◆ **THE DATA**:
......

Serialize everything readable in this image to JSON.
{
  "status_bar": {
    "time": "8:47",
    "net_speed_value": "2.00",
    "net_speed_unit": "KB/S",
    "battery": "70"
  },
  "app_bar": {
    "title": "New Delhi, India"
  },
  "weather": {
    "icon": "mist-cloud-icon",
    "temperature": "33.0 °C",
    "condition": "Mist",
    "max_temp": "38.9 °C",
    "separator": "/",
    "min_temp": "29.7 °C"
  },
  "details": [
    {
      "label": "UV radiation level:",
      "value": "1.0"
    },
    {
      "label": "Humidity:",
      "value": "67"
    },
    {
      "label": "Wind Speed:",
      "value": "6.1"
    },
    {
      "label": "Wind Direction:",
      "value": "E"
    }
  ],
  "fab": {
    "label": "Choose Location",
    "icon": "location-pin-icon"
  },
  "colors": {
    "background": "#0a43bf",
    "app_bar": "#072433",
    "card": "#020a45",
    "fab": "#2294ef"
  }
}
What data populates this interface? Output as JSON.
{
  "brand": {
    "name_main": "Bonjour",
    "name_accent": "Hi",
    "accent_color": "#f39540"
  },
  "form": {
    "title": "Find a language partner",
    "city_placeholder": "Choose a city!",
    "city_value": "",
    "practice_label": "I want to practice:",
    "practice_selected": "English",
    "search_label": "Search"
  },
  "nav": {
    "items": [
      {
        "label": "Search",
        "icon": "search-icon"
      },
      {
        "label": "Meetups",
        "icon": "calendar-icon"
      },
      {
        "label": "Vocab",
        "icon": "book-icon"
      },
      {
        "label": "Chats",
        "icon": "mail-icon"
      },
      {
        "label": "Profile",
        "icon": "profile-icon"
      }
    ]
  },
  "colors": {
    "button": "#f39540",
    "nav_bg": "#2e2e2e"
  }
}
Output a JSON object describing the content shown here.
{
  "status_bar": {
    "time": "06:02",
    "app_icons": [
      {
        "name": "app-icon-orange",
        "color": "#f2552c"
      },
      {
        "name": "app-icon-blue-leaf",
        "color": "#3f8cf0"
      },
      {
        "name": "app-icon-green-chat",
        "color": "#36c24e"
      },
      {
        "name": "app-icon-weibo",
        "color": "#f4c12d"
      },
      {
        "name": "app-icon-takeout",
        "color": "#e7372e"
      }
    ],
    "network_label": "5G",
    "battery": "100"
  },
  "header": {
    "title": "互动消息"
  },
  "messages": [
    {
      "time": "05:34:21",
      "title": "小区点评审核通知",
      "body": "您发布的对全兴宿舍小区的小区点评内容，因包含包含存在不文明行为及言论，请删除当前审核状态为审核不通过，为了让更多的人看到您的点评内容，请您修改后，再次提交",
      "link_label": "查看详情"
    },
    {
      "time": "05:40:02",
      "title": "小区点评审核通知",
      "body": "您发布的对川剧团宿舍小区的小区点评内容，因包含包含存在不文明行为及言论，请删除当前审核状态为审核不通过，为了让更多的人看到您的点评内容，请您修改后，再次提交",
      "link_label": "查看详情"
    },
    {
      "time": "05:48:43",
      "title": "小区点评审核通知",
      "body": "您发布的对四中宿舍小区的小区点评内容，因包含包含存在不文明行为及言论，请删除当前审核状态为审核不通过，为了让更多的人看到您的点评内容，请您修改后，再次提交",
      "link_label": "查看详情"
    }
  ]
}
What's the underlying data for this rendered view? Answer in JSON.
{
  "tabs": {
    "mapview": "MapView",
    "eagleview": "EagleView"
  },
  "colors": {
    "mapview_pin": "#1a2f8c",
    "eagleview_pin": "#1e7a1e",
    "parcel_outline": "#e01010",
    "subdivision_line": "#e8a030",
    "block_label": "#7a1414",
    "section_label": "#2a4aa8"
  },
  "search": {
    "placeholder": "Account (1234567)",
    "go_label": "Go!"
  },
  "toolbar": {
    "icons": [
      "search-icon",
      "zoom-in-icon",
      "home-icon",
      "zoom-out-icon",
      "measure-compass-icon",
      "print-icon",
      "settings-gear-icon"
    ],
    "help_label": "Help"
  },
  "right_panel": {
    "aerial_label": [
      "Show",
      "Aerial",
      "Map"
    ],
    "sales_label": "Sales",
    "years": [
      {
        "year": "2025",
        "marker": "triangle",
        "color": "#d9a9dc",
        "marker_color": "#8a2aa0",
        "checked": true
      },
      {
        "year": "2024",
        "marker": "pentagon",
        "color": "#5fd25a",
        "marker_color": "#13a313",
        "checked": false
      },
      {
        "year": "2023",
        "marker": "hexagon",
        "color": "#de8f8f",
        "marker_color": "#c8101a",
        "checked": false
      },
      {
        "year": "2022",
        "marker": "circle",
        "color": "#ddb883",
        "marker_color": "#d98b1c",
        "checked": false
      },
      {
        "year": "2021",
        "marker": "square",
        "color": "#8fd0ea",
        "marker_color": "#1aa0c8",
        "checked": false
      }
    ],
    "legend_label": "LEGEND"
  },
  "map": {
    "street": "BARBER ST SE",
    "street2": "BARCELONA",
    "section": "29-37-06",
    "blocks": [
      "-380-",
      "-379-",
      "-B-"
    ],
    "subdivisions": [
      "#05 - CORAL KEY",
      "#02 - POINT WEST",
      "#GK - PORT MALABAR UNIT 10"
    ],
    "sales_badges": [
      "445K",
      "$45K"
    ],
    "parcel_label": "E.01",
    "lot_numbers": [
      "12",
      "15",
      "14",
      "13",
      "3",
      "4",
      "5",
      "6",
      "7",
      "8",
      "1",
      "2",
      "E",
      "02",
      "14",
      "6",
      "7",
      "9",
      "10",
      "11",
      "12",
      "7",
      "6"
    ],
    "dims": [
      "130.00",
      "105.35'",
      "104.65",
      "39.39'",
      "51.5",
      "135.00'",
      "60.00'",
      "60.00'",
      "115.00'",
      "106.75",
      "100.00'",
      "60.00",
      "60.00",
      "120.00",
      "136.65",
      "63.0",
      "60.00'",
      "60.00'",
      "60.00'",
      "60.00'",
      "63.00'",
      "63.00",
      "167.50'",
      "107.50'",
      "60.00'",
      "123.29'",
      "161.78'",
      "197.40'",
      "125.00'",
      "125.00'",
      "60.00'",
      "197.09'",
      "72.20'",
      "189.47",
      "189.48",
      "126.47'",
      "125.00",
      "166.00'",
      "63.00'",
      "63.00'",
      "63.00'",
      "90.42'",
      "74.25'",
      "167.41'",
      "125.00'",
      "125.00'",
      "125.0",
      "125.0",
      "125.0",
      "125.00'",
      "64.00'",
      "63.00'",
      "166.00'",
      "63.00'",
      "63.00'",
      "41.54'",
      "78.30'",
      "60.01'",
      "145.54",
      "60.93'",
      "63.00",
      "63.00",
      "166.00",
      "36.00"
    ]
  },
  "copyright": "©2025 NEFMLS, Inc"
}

......

◆ **PROBLEM STATEMENT**: Please quote the records above exactly, without skipping a line.

◆ **EXERCISE SOLUTION**:
Serialize everything readable in this image to JSON.
{
  "status_bar": {
    "time": "8:47",
    "net_speed_value": "2.00",
    "net_speed_unit": "KB/S",
    "battery": "70"
  },
  "app_bar": {
    "title": "New Delhi, India"
  },
  "weather": {
    "icon": "mist-cloud-icon",
    "temperature": "33.0 °C",
    "condition": "Mist",
    "max_temp": "38.9 °C",
    "separator": "/",
    "min_temp": "29.7 °C"
  },
  "details": [
    {
      "label": "UV radiation level:",
      "value": "1.0"
    },
    {
      "label": "Humidity:",
      "value": "67"
    },
    {
      "label": "Wind Speed:",
      "value": "6.1"
    },
    {
      "label": "Wind Direction:",
      "value": "E"
    }
  ],
  "fab": {
    "label": "Choose Location",
    "icon": "location-pin-icon"
  },
  "colors": {
    "background": "#0a43bf",
    "app_bar": "#072433",
    "card": "#020a45",
    "fab": "#2294ef"
  }
}
What data populates this interface? Output as JSON.
{
  "brand": {
    "name_main": "Bonjour",
    "name_accent": "Hi",
    "accent_color": "#f39540"
  },
  "form": {
    "title": "Find a language partner",
    "city_placeholder": "Choose a city!",
    "city_value": "",
    "practice_label": "I want to practice:",
    "practice_selected": "English",
    "search_label": "Search"
  },
  "nav": {
    "items": [
      {
        "label": "Search",
        "icon": "search-icon"
      },
      {
        "label": "Meetups",
        "icon": "calendar-icon"
      },
      {
        "label": "Vocab",
        "icon": "book-icon"
      },
      {
        "label": "Chats",
        "icon": "mail-icon"
      },
      {
        "label": "Profile",
        "icon": "profile-icon"
      }
    ]
  },
  "colors": {
    "button": "#f39540",
    "nav_bg": "#2e2e2e"
  }
}
Output a JSON object describing the content shown here.
{
  "status_bar": {
    "time": "06:02",
    "app_icons": [
      {
        "name": "app-icon-orange",
        "color": "#f2552c"
      },
      {
        "name": "app-icon-blue-leaf",
        "color": "#3f8cf0"
      },
      {
        "name": "app-icon-green-chat",
        "color": "#36c24e"
      },
      {
        "name": "app-icon-weibo",
        "color": "#f4c12d"
      },
      {
        "name": "app-icon-takeout",
        "color": "#e7372e"
      }
    ],
    "network_label": "5G",
    "battery": "100"
  },
  "header": {
    "title": "互动消息"
  },
  "messages": [
    {
      "time": "05:34:21",
      "title": "小区点评审核通知",
      "body": "您发布的对全兴宿舍小区的小区点评内容，因包含包含存在不文明行为及言论，请删除当前审核状态为审核不通过，为了让更多的人看到您的点评内容，请您修改后，再次提交",
      "link_label": "查看详情"
    },
    {
      "time": "05:40:02",
      "title": "小区点评审核通知",
      "body": "您发布的对川剧团宿舍小区的小区点评内容，因包含包含存在不文明行为及言论，请删除当前审核状态为审核不通过，为了让更多的人看到您的点评内容，请您修改后，再次提交",
      "link_label": "查看详情"
    },
    {
      "time": "05:48:43",
      "title": "小区点评审核通知",
      "body": "您发布的对四中宿舍小区的小区点评内容，因包含包含存在不文明行为及言论，请删除当前审核状态为审核不通过，为了让更多的人看到您的点评内容，请您修改后，再次提交",
      "link_label": "查看详情"
    }
  ]
}
What's the underlying data for this rendered view? Answer in JSON.
{
  "tabs": {
    "mapview": "MapView",
    "eagleview": "EagleView"
  },
  "colors": {
    "mapview_pin": "#1a2f8c",
    "eagleview_pin": "#1e7a1e",
    "parcel_outline": "#e01010",
    "subdivision_line": "#e8a030",
    "block_label": "#7a1414",
    "section_label": "#2a4aa8"
  },
  "search": {
    "placeholder": "Account (1234567)",
    "go_label": "Go!"
  },
  "toolbar": {
    "icons": [
      "search-icon",
      "zoom-in-icon",
      "home-icon",
      "zoom-out-icon",
      "measure-compass-icon",
      "print-icon",
      "settings-gear-icon"
    ],
    "help_label": "Help"
  },
  "right_panel": {
    "aerial_label": [
      "Show",
      "Aerial",
      "Map"
    ],
    "sales_label": "Sales",
    "years": [
      {
        "year": "2025",
        "marker": "triangle",
        "color": "#d9a9dc",
        "marker_color": "#8a2aa0",
        "checked": true
      },
      {
        "year": "2024",
        "marker": "pentagon",
        "color": "#5fd25a",
        "marker_color": "#13a313",
        "checked": false
      },
      {
        "year": "2023",
        "marker": "hexagon",
        "color": "#de8f8f",
        "marker_color": "#c8101a",
        "checked": false
      },
      {
        "year": "2022",
        "marker": "circle",
        "color": "#ddb883",
        "marker_color": "#d98b1c",
        "checked": false
      },
      {
        "year": "2021",
        "marker": "square",
        "color": "#8fd0ea",
        "marker_color": "#1aa0c8",
        "checked": false
      }
    ],
    "legend_label": "LEGEND"
  },
  "map": {
    "street": "BARBER ST SE",
    "street2": "BARCELONA",
    "section": "29-37-06",
    "blocks": [
      "-380-",
      "-379-",
      "-B-"
    ],
    "subdivisions": [
      "#05 - CORAL KEY",
      "#02 - POINT WEST",
      "#GK - PORT MALABAR UNIT 10"
    ],
    "sales_badges": [
      "445K",
      "$45K"
    ],
    "parcel_label": "E.01",
    "lot_numbers": [
      "12",
      "15",
      "14",
      "13",
      "3",
      "4",
      "5",
      "6",
      "7",
      "8",
      "1",
      "2",
      "E",
      "02",
      "14",
      "6",
      "7",
      "9",
      "10",
      "11",
      "12",
      "7",
      "6"
    ],
    "dims": [
      "130.00",
      "105.35'",
      "104.65",
      "39.39'",
      "51.5",
      "135.00'",
      "60.00'",
      "60.00'",
      "115.00'",
      "106.75",
      "100.00'",
      "60.00",
      "60.00",
      "120.00",
      "136.65",
      "63.0",
      "60.00'",
      "60.00'",
      "60.00'",
      "60.00'",
      "63.00'",
      "63.00",
      "167.50'",
      "107.50'",
      "60.00'",
      "123.29'",
      "161.78'",
      "197.40'",
      "125.00'",
      "125.00'",
      "60.00'",
      "197.09'",
      "72.20'",
      "189.47",
      "189.48",
      "126.47'",
      "125.00",
      "166.00'",
      "63.00'",
      "63.00'",
      "63.00'",
      "90.42'",
      "74.25'",
      "167.41'",
      "125.00'",
      "125.00'",
      "125.0",
      "125.0",
      "125.0",
      "125.00'",
      "64.00'",
      "63.00'",
      "166.00'",
      "63.00'",
      "63.00'",
      "41.54'",
      "78.30'",
      "60.01'",
      "145.54",
      "60.93'",
      "63.00",
      "63.00",
      "166.00",
      "36.00"
    ]
  },
  "copyright": "©2025 NEFMLS, Inc"
}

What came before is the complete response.